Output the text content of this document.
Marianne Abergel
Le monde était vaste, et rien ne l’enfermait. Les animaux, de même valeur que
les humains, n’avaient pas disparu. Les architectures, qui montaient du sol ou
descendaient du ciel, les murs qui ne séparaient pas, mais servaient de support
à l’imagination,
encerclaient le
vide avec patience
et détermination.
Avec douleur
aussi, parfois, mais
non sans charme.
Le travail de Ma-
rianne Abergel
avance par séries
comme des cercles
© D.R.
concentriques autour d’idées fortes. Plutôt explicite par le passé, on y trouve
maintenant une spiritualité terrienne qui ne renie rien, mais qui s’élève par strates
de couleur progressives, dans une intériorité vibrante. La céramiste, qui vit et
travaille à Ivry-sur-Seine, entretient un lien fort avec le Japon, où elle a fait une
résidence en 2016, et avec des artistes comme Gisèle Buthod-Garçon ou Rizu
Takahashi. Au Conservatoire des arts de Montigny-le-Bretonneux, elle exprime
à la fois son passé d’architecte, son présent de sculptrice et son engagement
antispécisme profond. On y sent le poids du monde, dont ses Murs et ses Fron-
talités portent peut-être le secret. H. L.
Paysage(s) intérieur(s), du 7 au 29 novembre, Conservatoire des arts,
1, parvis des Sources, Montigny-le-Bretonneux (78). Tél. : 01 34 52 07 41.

---------------

Report only how many lines in the records contain the word "monde".

2